**The records:**
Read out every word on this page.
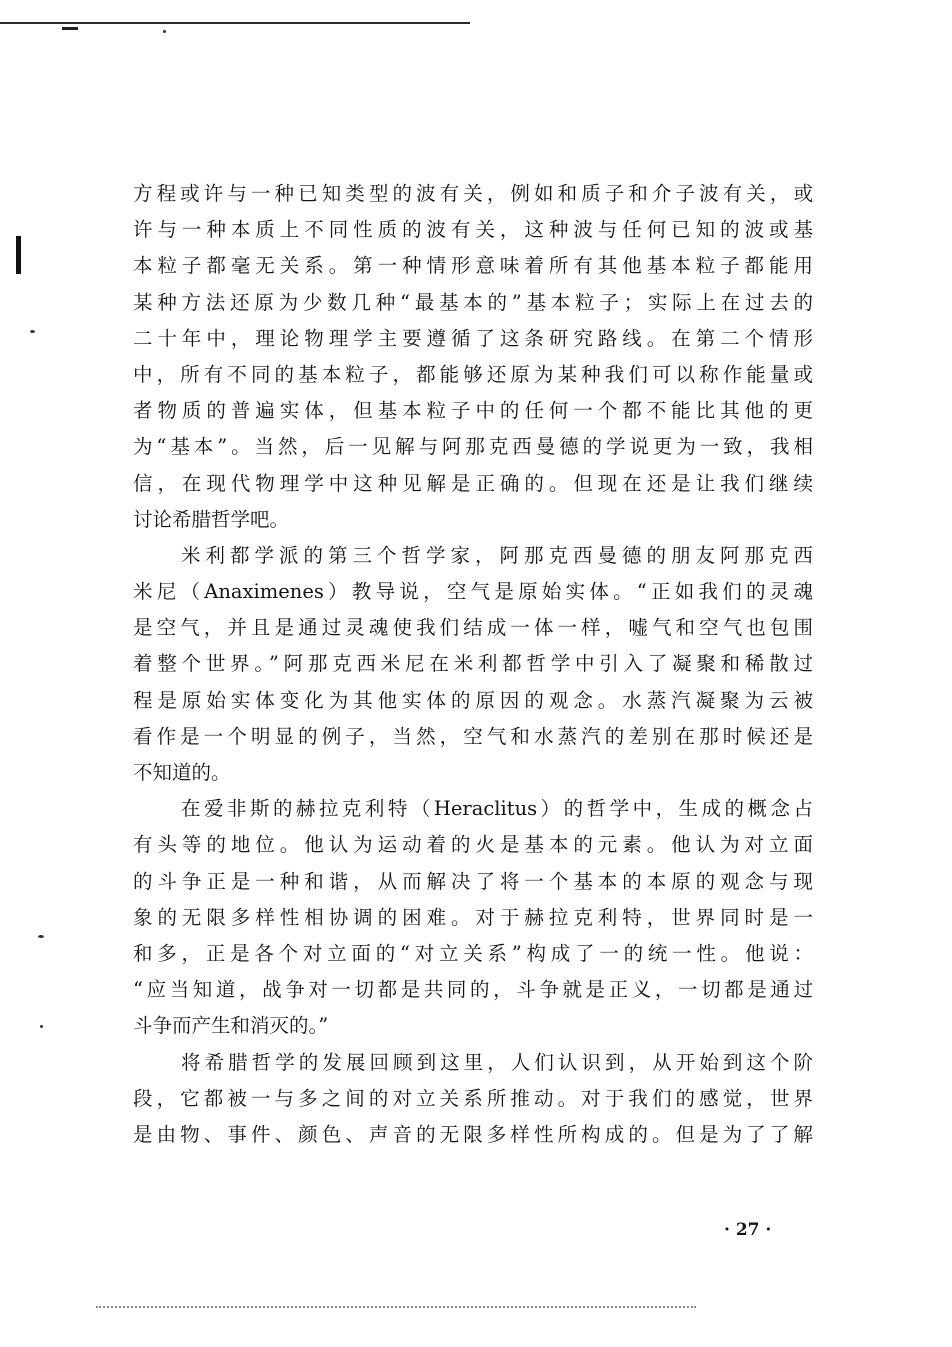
方程或许与一种已知类型的波有关，例如和质子和介子波有关，或
许与一种本质上不同性质的波有关，这种波与任何已知的波或基
本粒子都毫无关系。第一种情形意味着所有其他基本粒子都能用
某种方法还原为少数几种“最基本的”基本粒子；实际上在过去的
二十年中，理论物理学主要遵循了这条研究路线。在第二个情形
中，所有不同的基本粒子，都能够还原为某种我们可以称作能量或
者物质的普遍实体，但基本粒子中的任何一个都不能比其他的更
为“基本”。当然，后一见解与阿那克西曼德的学说更为一致，我相
信，在现代物理学中这种见解是正确的。但现在还是让我们继续
讨论希腊哲学吧。
米利都学派的第三个哲学家，阿那克西曼德的朋友阿那克西
米尼（Anaximenes）教导说，空气是原始实体。“正如我们的灵魂
是空气，并且是通过灵魂使我们结成一体一样，嘘气和空气也包围
着整个世界。”阿那克西米尼在米利都哲学中引入了凝聚和稀散过
程是原始实体变化为其他实体的原因的观念。水蒸汽凝聚为云被
看作是一个明显的例子，当然，空气和水蒸汽的差别在那时候还是
不知道的。
在爱非斯的赫拉克利特（Heraclitus）的哲学中，生成的概念占
有头等的地位。他认为运动着的火是基本的元素。他认为对立面
的斗争正是一种和谐，从而解决了将一个基本的本原的观念与现
象的无限多样性相协调的困难。对于赫拉克利特，世界同时是一
和多，正是各个对立面的“对立关系”构成了一的统一性。他说：
“应当知道，战争对一切都是共同的，斗争就是正义，一切都是通过
斗争而产生和消灭的。”
将希腊哲学的发展回顾到这里，人们认识到，从开始到这个阶
段，它都被一与多之间的对立关系所推动。对于我们的感觉，世界
是由物、事件、颜色、声音的无限多样性所构成的。但是为了了解
· 27 ·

**Task directions:** Write out the listing above exactly as it stands, pictures excluded.

**Result:**
Read out every word on this page.
方程或许与一种已知类型的波有关，例如和质子和介子波有关，或
许与一种本质上不同性质的波有关，这种波与任何已知的波或基
本粒子都毫无关系。第一种情形意味着所有其他基本粒子都能用
某种方法还原为少数几种“最基本的”基本粒子；实际上在过去的
二十年中，理论物理学主要遵循了这条研究路线。在第二个情形
中，所有不同的基本粒子，都能够还原为某种我们可以称作能量或
者物质的普遍实体，但基本粒子中的任何一个都不能比其他的更
为“基本”。当然，后一见解与阿那克西曼德的学说更为一致，我相
信，在现代物理学中这种见解是正确的。但现在还是让我们继续
讨论希腊哲学吧。
米利都学派的第三个哲学家，阿那克西曼德的朋友阿那克西
米尼（Anaximenes）教导说，空气是原始实体。“正如我们的灵魂
是空气，并且是通过灵魂使我们结成一体一样，嘘气和空气也包围
着整个世界。”阿那克西米尼在米利都哲学中引入了凝聚和稀散过
程是原始实体变化为其他实体的原因的观念。水蒸汽凝聚为云被
看作是一个明显的例子，当然，空气和水蒸汽的差别在那时候还是
不知道的。
在爱非斯的赫拉克利特（Heraclitus）的哲学中，生成的概念占
有头等的地位。他认为运动着的火是基本的元素。他认为对立面
的斗争正是一种和谐，从而解决了将一个基本的本原的观念与现
象的无限多样性相协调的困难。对于赫拉克利特，世界同时是一
和多，正是各个对立面的“对立关系”构成了一的统一性。他说：
“应当知道，战争对一切都是共同的，斗争就是正义，一切都是通过
斗争而产生和消灭的。”
将希腊哲学的发展回顾到这里，人们认识到，从开始到这个阶
段，它都被一与多之间的对立关系所推动。对于我们的感觉，世界
是由物、事件、颜色、声音的无限多样性所构成的。但是为了了解
· 27 ·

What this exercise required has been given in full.